→ **Page extract**:
begin
The unix philosophy states that a script or pipeline of scripts, used for a common task, should be rewritten as a program.
It does not state that ANY set of scripts should be rewritten as a program.
Simply put, init is not a solved problem. If you have not yet solved the problem, you are only making a fool of yourself if you think you can write a program which solves it.
Why is it that only nocoders get triggered by scripts?
Still relies on parts of systems due to lack of patching of major DEs
Nobody on artix uses a "major DE"
where is Artix systemd?
idk man Artix's init scripts were literally broken the last time I tried to use it, the only benefit of artix that'd make me consider it is its (partial) AUR support. I'm happy with Void right now.
Who uses that? Install arch the normal way (15 minutes) then migrate to artix (10 minutes)
+- package download and install time
Install arch the normal way (15 minutes) then migrate to parabola (10 minutes)
FTFY
artixinstall when
they already have GUI live installs if you're too stupid to install using the CLI
distro for advanced linux users
isn't true?
90% of the people using arch these days are kids using it just so they can brag about using arch after using install scripts.
Gentoo is the real chad distro, and they even added binaries now. The community is way smaller than arch but the average iq is high. People say it makes no difference, but it really does for the user. You don't have mindless spam on forums and have a much better time.
You also have your init freedom out of the box because the user is respected and isn't treated like cattle.
flags are also really useful if you feel like compiling a program instead of using binaries.
hey, i didn't use an install script. i specifically chose to install it the manual way and now i'm being told Arch isn't the bad-boy distro, its gentoo? frick.
The reason you are cringe is because you're performative. Install Arch manually because it gives you more control, not because morons on the internet pretend it's cool.
but i want my computer senseis to notice me and acknowledge my computer abilities. the real reason i installed Arch manually was as a learning experience.
im using linux mint, and i want to learn more, do you think that it would be better to "learn" Gentoo instead of arch? i heard that if you learn how to install arch it's like better bc you learn more
you can learn more about linux while using mint. There's no need to switch if you don't want to.
but yes, gentoo will give you a much greater understanding of your system than arch.
end
Layout annotation data
begin
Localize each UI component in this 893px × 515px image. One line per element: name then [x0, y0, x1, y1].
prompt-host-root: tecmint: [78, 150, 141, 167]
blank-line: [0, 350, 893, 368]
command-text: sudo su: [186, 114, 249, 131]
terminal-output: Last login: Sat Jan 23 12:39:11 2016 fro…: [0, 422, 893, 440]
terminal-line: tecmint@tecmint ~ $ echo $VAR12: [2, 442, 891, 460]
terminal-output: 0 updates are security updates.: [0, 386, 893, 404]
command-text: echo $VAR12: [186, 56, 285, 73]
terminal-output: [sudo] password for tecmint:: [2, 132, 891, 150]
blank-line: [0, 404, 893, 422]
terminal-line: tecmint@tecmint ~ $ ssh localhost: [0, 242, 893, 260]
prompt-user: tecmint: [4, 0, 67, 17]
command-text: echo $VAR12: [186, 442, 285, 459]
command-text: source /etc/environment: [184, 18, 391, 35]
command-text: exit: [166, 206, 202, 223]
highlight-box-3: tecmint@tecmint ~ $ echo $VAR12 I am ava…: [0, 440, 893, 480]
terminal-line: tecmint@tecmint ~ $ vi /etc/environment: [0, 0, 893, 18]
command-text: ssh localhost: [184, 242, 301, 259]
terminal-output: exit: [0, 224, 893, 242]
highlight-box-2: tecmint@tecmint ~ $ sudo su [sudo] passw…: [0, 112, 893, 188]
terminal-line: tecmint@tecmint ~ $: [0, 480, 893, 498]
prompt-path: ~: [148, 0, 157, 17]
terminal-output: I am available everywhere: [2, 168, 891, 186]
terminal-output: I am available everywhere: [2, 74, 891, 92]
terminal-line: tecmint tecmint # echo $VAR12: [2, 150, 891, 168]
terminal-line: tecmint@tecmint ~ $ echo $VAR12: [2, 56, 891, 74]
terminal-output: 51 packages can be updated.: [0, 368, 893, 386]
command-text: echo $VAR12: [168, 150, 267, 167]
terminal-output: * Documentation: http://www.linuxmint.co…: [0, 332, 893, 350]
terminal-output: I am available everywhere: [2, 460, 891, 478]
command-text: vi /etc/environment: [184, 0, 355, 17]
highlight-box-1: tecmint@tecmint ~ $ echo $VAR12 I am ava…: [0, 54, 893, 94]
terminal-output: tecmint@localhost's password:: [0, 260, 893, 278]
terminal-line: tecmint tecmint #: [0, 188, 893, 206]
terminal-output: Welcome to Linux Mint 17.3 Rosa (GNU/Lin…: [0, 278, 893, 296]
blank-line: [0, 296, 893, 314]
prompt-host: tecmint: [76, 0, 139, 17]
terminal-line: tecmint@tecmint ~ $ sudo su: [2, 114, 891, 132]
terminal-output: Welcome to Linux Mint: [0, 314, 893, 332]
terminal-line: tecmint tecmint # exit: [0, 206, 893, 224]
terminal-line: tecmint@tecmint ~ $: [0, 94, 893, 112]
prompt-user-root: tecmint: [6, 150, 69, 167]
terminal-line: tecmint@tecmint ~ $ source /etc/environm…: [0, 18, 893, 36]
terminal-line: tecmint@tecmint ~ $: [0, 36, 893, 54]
end
→ **Actions to take**:
1. Answer these questions about the Linux distribution discussion:
(a) What does the unix philosophy say a script or pipeline of scripts used for a common task should be rewritten as?
(b) How long does installing Arch the normal way take, according to the discussion?
(c) Which distribution is the poster who found Artix's init scripts broken happy with right now?
2. Output everything in the Linux distribution discussion from "where is Artix" down to "artix (10 minutes)".

→ **In response**:
1.
(a) A program.
(b) 15 minutes.
(c) Void.

2.
where is Artix systemd?
idk man Artix's init scripts were literally broken the last time I tried to use it, the only benefit of artix that'd make me consider it is its (partial) AUR support. I'm happy with Void right now.
Who uses that? Install arch the normal way (15 minutes) then migrate to artix (10 minutes)